*PASSAGE:*

New Findings, Pathophysiology, and Antigen Analysis in Pollen-Food Allergy Syndrome

Akiko Yagami; Motohiro Ebisawa

Disclosures

Curr Opin Allergy Clin Immunol. 2019;19(3):218-223. 

In This Article

Allergy Diagnostics

For a long time, the diagnostic procedure for type I allergy has been to evaluate patient symptoms, followed by screening skin prick tests (SPTs) with a panel of respiratory allergens and/or food allergens and conclusive specific IgE testing in the serum of patients. Recently, microarrays of allergen components have significantly improved the ability to show IgE profiles. Mothes-Luksch et al.[14] investigated the data of patients who underwent the usual SPT screening using a panel of 13 inhalant allergens and 7 food allergens followed by ISAC microarray test, and compared with data from patients tested for specific IgE by ISAC microarray first and, depending on the results, skin prick tested with selected allergen extracts only. With all of these observations taken together, the ISAC-first approach followed by fewer SPTs meets the demands for a diagnostic work-up tailored to the patient, and therefore, can be considered equivalent to the conventional method using the SPT as first screening tool, followed by IgE diagnosis.

[Lines excerpted from a collection]
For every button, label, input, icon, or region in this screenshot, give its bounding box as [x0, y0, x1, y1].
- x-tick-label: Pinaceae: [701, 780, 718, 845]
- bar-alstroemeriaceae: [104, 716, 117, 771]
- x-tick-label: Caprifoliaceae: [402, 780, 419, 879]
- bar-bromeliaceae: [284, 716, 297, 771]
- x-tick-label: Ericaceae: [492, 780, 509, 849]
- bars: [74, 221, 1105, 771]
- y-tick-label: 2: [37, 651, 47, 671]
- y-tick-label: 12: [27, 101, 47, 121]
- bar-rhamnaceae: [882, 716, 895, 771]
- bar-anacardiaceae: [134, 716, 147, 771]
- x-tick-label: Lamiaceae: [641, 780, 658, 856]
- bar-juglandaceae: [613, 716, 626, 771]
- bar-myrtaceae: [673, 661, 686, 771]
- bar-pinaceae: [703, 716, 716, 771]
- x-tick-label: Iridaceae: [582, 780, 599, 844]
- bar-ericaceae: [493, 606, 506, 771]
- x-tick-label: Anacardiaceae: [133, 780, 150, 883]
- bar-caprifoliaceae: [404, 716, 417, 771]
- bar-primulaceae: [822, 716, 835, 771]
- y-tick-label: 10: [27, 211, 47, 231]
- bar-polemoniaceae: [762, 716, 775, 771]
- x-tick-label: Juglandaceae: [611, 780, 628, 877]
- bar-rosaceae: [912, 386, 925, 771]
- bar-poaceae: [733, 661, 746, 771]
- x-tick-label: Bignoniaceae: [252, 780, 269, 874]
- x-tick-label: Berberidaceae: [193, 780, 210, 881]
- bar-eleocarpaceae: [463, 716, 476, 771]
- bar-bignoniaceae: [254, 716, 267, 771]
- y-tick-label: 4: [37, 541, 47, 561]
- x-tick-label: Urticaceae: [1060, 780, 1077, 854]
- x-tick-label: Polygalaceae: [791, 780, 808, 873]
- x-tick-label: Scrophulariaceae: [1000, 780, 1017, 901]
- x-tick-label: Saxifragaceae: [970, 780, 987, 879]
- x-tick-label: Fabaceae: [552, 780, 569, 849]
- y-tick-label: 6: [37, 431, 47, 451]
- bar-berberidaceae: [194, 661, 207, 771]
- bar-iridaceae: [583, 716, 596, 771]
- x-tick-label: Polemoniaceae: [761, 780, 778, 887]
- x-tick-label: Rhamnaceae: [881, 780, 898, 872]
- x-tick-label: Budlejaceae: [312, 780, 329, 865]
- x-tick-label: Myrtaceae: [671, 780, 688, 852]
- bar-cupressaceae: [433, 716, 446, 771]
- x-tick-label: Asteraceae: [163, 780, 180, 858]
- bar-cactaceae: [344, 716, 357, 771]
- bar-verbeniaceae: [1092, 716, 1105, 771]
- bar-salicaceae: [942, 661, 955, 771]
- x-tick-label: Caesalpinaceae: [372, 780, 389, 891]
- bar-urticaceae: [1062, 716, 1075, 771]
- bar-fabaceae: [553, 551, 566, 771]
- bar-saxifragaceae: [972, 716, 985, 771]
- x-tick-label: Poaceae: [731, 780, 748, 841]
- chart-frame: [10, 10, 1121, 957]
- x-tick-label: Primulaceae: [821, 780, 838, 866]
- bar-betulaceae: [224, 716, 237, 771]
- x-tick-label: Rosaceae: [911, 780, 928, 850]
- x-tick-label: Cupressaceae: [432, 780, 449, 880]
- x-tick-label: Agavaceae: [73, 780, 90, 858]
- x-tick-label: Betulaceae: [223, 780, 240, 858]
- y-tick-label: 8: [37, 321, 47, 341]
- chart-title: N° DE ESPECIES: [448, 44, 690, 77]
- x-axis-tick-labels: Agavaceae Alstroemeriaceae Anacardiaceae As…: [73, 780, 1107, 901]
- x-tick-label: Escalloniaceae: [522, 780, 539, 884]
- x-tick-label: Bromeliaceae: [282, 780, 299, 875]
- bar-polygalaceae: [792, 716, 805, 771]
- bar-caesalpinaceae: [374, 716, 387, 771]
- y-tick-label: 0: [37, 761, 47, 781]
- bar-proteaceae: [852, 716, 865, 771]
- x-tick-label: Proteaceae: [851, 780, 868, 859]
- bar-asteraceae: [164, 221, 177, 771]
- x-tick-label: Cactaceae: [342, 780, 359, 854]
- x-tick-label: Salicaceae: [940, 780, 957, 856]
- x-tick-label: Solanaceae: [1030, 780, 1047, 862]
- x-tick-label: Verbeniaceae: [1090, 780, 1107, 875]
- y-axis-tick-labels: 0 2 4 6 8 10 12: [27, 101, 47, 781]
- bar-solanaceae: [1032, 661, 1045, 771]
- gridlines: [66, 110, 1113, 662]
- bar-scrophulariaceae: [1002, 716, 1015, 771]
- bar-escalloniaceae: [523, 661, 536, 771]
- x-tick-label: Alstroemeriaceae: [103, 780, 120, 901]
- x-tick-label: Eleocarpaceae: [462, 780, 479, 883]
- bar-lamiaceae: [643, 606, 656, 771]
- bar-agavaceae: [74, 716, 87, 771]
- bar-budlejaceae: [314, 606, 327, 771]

*TASK BRIEF:*
Can you reproduce the allergy diagnostics passage in full, word for word? Work only from the allergy diagnostics passage.

*ANSWER TO THE EXERCISE:*
New Findings, Pathophysiology, and Antigen Analysis in Pollen-Food Allergy Syndrome

Akiko Yagami; Motohiro Ebisawa

Disclosures

Curr Opin Allergy Clin Immunol. 2019;19(3):218-223. 

In This Article

Allergy Diagnostics

For a long time, the diagnostic procedure for type I allergy has been to evaluate patient symptoms, followed by screening skin prick tests (SPTs) with a panel of respiratory allergens and/or food allergens and conclusive specific IgE testing in the serum of patients. Recently, microarrays of allergen components have significantly improved the ability to show IgE profiles. Mothes-Luksch et al.[14] investigated the data of patients who underwent the usual SPT screening using a panel of 13 inhalant allergens and 7 food allergens followed by ISAC microarray test, and compared with data from patients tested for specific IgE by ISAC microarray first and, depending on the results, skin prick tested with selected allergen extracts only. With all of these observations taken together, the ISAC-first approach followed by fewer SPTs meets the demands for a diagnostic work-up tailored to the patient, and therefore, can be considered equivalent to the conventional method using the SPT as first screening tool, followed by IgE diagnosis.